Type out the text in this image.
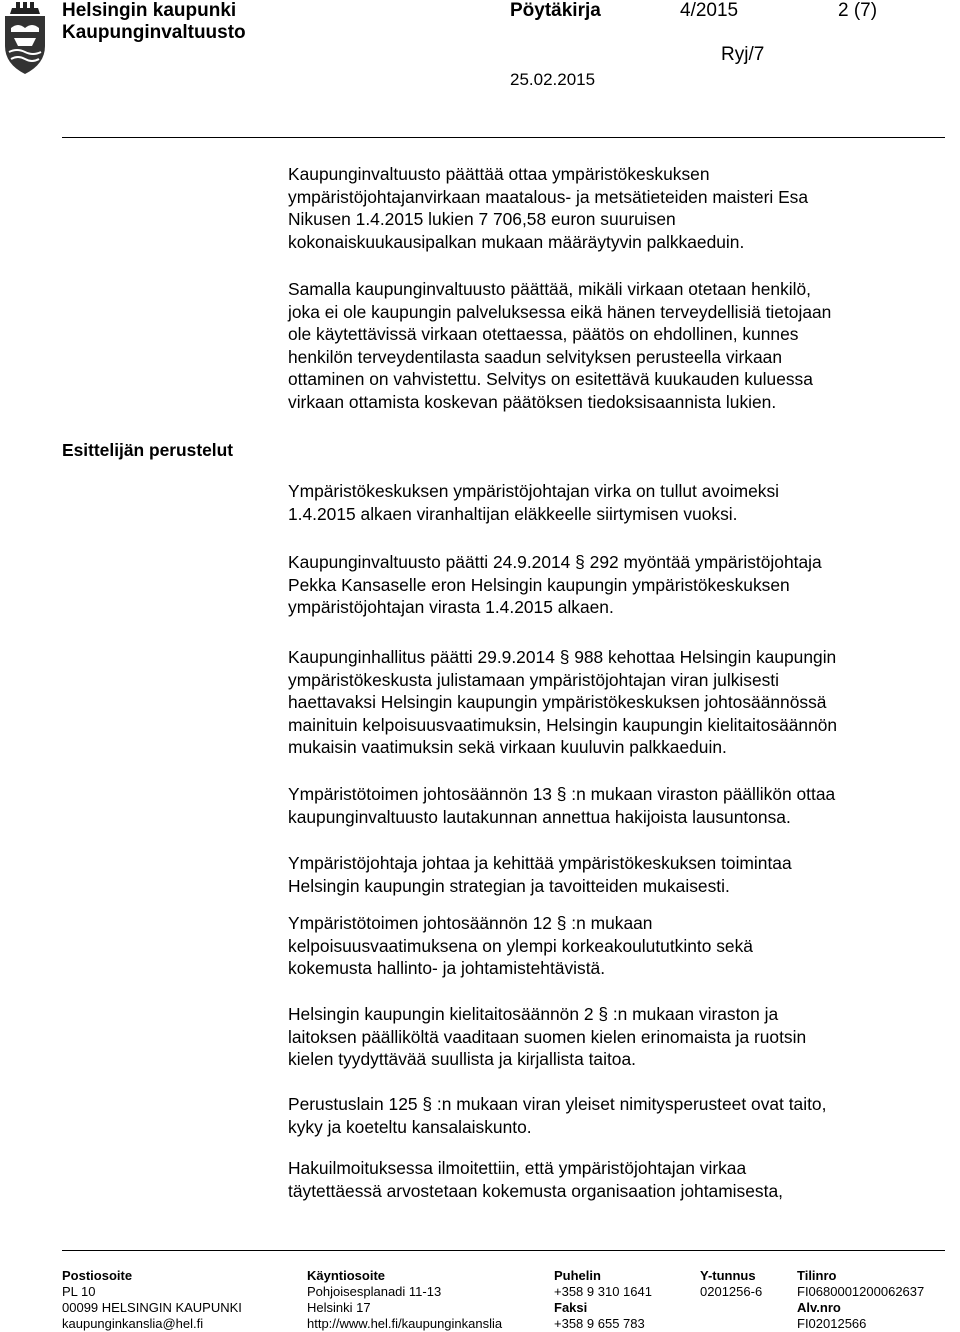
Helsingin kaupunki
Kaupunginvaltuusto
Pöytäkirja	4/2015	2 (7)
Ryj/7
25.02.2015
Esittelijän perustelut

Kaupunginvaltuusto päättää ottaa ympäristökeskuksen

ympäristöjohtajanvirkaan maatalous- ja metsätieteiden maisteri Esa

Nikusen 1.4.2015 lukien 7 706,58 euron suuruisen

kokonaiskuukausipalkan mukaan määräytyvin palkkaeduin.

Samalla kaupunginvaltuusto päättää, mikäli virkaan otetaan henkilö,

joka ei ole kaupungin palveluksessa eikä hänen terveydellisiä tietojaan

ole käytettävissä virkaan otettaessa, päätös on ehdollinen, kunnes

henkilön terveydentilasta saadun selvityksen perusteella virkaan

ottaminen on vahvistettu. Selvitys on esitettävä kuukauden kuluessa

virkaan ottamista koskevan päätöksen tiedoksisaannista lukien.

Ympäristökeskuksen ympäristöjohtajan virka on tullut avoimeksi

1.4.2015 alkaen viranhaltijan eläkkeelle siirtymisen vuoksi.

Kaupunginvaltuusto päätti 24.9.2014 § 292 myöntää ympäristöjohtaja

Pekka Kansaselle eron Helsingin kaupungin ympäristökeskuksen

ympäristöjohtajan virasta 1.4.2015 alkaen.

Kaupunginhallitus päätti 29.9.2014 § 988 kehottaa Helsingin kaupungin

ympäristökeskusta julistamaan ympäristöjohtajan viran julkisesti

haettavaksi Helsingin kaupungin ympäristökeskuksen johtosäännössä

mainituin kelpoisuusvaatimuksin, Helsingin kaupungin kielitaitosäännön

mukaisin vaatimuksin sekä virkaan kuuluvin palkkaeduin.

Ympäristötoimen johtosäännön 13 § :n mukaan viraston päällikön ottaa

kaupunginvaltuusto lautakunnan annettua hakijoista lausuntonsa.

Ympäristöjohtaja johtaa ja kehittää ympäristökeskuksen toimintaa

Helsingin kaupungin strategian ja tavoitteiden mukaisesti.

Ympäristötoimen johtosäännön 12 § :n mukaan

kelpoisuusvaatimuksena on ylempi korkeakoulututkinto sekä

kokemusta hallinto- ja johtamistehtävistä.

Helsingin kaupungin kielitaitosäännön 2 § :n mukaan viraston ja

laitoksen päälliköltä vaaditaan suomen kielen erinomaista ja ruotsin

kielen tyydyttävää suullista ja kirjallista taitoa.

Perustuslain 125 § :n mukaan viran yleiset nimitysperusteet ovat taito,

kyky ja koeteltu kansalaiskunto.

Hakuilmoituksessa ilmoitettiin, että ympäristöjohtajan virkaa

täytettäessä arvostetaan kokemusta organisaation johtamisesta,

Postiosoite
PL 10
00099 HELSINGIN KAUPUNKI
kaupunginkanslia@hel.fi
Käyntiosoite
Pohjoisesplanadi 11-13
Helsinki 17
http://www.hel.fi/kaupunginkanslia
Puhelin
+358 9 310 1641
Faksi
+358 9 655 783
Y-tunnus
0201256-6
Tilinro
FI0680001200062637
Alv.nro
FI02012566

################

[EXERCISE]
Leave out the pictures and return every record word for word.

[ANSWER]
Type out the text in this image.
Helsingin kaupunki
Kaupunginvaltuusto
Pöytäkirja	4/2015	2 (7)
Ryj/7
25.02.2015
Esittelijän perustelut

Kaupunginvaltuusto päättää ottaa ympäristökeskuksen

ympäristöjohtajanvirkaan maatalous- ja metsätieteiden maisteri Esa

Nikusen 1.4.2015 lukien 7 706,58 euron suuruisen

kokonaiskuukausipalkan mukaan määräytyvin palkkaeduin.

Samalla kaupunginvaltuusto päättää, mikäli virkaan otetaan henkilö,

joka ei ole kaupungin palveluksessa eikä hänen terveydellisiä tietojaan

ole käytettävissä virkaan otettaessa, päätös on ehdollinen, kunnes

henkilön terveydentilasta saadun selvityksen perusteella virkaan

ottaminen on vahvistettu. Selvitys on esitettävä kuukauden kuluessa

virkaan ottamista koskevan päätöksen tiedoksisaannista lukien.

Ympäristökeskuksen ympäristöjohtajan virka on tullut avoimeksi

1.4.2015 alkaen viranhaltijan eläkkeelle siirtymisen vuoksi.

Kaupunginvaltuusto päätti 24.9.2014 § 292 myöntää ympäristöjohtaja

Pekka Kansaselle eron Helsingin kaupungin ympäristökeskuksen

ympäristöjohtajan virasta 1.4.2015 alkaen.

Kaupunginhallitus päätti 29.9.2014 § 988 kehottaa Helsingin kaupungin

ympäristökeskusta julistamaan ympäristöjohtajan viran julkisesti

haettavaksi Helsingin kaupungin ympäristökeskuksen johtosäännössä

mainituin kelpoisuusvaatimuksin, Helsingin kaupungin kielitaitosäännön

mukaisin vaatimuksin sekä virkaan kuuluvin palkkaeduin.

Ympäristötoimen johtosäännön 13 § :n mukaan viraston päällikön ottaa

kaupunginvaltuusto lautakunnan annettua hakijoista lausuntonsa.

Ympäristöjohtaja johtaa ja kehittää ympäristökeskuksen toimintaa

Helsingin kaupungin strategian ja tavoitteiden mukaisesti.

Ympäristötoimen johtosäännön 12 § :n mukaan

kelpoisuusvaatimuksena on ylempi korkeakoulututkinto sekä

kokemusta hallinto- ja johtamistehtävistä.

Helsingin kaupungin kielitaitosäännön 2 § :n mukaan viraston ja

laitoksen päälliköltä vaaditaan suomen kielen erinomaista ja ruotsin

kielen tyydyttävää suullista ja kirjallista taitoa.

Perustuslain 125 § :n mukaan viran yleiset nimitysperusteet ovat taito,

kyky ja koeteltu kansalaiskunto.

Hakuilmoituksessa ilmoitettiin, että ympäristöjohtajan virkaa

täytettäessä arvostetaan kokemusta organisaation johtamisesta,

Postiosoite
PL 10
00099 HELSINGIN KAUPUNKI
kaupunginkanslia@hel.fi
Käyntiosoite
Pohjoisesplanadi 11-13
Helsinki 17
http://www.hel.fi/kaupunginkanslia
Puhelin
+358 9 310 1641
Faksi
+358 9 655 783
Y-tunnus
0201256-6
Tilinro
FI0680001200062637
Alv.nro
FI02012566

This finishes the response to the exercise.